Entries -
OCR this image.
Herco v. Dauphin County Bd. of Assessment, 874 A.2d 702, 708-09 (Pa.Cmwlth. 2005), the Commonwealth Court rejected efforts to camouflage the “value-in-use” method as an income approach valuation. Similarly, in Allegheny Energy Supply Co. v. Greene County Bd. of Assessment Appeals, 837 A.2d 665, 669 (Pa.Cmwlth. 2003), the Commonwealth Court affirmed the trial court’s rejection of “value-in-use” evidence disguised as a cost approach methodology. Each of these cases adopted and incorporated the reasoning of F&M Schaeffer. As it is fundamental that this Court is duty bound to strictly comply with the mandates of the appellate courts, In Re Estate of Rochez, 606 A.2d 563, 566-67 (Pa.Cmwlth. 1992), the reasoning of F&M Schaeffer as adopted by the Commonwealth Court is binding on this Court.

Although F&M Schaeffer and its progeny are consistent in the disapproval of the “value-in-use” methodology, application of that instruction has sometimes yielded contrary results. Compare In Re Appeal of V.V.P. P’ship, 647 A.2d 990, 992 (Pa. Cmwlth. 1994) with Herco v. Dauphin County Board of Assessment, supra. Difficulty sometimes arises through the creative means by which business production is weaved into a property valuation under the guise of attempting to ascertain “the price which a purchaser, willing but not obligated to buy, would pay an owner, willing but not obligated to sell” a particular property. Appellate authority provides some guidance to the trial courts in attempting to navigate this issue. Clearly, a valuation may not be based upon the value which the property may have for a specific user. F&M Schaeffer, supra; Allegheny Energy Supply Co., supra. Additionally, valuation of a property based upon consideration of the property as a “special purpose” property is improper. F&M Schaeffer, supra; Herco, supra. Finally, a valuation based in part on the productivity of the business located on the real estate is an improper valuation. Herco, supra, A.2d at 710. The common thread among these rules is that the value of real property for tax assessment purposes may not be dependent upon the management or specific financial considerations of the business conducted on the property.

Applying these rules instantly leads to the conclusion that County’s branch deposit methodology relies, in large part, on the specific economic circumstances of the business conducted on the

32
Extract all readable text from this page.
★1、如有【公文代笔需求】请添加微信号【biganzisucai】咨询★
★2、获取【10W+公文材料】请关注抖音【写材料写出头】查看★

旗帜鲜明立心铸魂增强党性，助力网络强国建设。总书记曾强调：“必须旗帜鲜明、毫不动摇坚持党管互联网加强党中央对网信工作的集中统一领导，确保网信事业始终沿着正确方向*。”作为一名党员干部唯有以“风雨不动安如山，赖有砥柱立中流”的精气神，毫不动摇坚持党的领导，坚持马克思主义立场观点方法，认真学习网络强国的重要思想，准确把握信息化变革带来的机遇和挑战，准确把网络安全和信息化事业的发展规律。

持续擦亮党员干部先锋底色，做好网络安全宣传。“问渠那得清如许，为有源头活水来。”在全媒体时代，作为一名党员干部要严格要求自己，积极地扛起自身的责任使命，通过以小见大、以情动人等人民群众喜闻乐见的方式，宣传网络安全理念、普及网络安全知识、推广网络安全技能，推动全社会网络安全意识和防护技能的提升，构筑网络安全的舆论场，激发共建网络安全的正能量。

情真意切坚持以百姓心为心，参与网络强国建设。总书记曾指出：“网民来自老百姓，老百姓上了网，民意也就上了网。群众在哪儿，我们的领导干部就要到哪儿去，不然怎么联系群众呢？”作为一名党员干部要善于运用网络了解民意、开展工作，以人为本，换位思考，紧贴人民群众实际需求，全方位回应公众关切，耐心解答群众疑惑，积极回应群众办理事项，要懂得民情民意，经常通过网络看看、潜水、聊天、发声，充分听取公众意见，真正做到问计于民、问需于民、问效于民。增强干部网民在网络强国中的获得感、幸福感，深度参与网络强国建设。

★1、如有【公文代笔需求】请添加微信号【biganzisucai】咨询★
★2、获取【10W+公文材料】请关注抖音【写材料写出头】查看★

Exercise - Faithfully reproduce all of the records, character for character.

Response -
OCR this image.
Herco v. Dauphin County Bd. of Assessment, 874 A.2d 702, 708-09 (Pa.Cmwlth. 2005), the Commonwealth Court rejected efforts to camouflage the “value-in-use” method as an income approach valuation. Similarly, in Allegheny Energy Supply Co. v. Greene County Bd. of Assessment Appeals, 837 A.2d 665, 669 (Pa.Cmwlth. 2003), the Commonwealth Court affirmed the trial court’s rejection of “value-in-use” evidence disguised as a cost approach methodology. Each of these cases adopted and incorporated the reasoning of F&M Schaeffer. As it is fundamental that this Court is duty bound to strictly comply with the mandates of the appellate courts, In Re Estate of Rochez, 606 A.2d 563, 566-67 (Pa.Cmwlth. 1992), the reasoning of F&M Schaeffer as adopted by the Commonwealth Court is binding on this Court.

Although F&M Schaeffer and its progeny are consistent in the disapproval of the “value-in-use” methodology, application of that instruction has sometimes yielded contrary results. Compare In Re Appeal of V.V.P. P’ship, 647 A.2d 990, 992 (Pa. Cmwlth. 1994) with Herco v. Dauphin County Board of Assessment, supra. Difficulty sometimes arises through the creative means by which business production is weaved into a property valuation under the guise of attempting to ascertain “the price which a purchaser, willing but not obligated to buy, would pay an owner, willing but not obligated to sell” a particular property. Appellate authority provides some guidance to the trial courts in attempting to navigate this issue. Clearly, a valuation may not be based upon the value which the property may have for a specific user. F&M Schaeffer, supra; Allegheny Energy Supply Co., supra. Additionally, valuation of a property based upon consideration of the property as a “special purpose” property is improper. F&M Schaeffer, supra; Herco, supra. Finally, a valuation based in part on the productivity of the business located on the real estate is an improper valuation. Herco, supra, A.2d at 710. The common thread among these rules is that the value of real property for tax assessment purposes may not be dependent upon the management or specific financial considerations of the business conducted on the property.

Applying these rules instantly leads to the conclusion that County’s branch deposit methodology relies, in large part, on the specific economic circumstances of the business conducted on the

32
Extract all readable text from this page.
★1、如有【公文代笔需求】请添加微信号【biganzisucai】咨询★
★2、获取【10W+公文材料】请关注抖音【写材料写出头】查看★

旗帜鲜明立心铸魂增强党性，助力网络强国建设。总书记曾强调：“必须旗帜鲜明、毫不动摇坚持党管互联网加强党中央对网信工作的集中统一领导，确保网信事业始终沿着正确方向*。”作为一名党员干部唯有以“风雨不动安如山，赖有砥柱立中流”的精气神，毫不动摇坚持党的领导，坚持马克思主义立场观点方法，认真学习网络强国的重要思想，准确把握信息化变革带来的机遇和挑战，准确把网络安全和信息化事业的发展规律。

持续擦亮党员干部先锋底色，做好网络安全宣传。“问渠那得清如许，为有源头活水来。”在全媒体时代，作为一名党员干部要严格要求自己，积极地扛起自身的责任使命，通过以小见大、以情动人等人民群众喜闻乐见的方式，宣传网络安全理念、普及网络安全知识、推广网络安全技能，推动全社会网络安全意识和防护技能的提升，构筑网络安全的舆论场，激发共建网络安全的正能量。

情真意切坚持以百姓心为心，参与网络强国建设。总书记曾指出：“网民来自老百姓，老百姓上了网，民意也就上了网。群众在哪儿，我们的领导干部就要到哪儿去，不然怎么联系群众呢？”作为一名党员干部要善于运用网络了解民意、开展工作，以人为本，换位思考，紧贴人民群众实际需求，全方位回应公众关切，耐心解答群众疑惑，积极回应群众办理事项，要懂得民情民意，经常通过网络看看、潜水、聊天、发声，充分听取公众意见，真正做到问计于民、问需于民、问效于民。增强干部网民在网络强国中的获得感、幸福感，深度参与网络强国建设。

★1、如有【公文代笔需求】请添加微信号【biganzisucai】咨询★
★2、获取【10W+公文材料】请关注抖音【写材料写出头】查看★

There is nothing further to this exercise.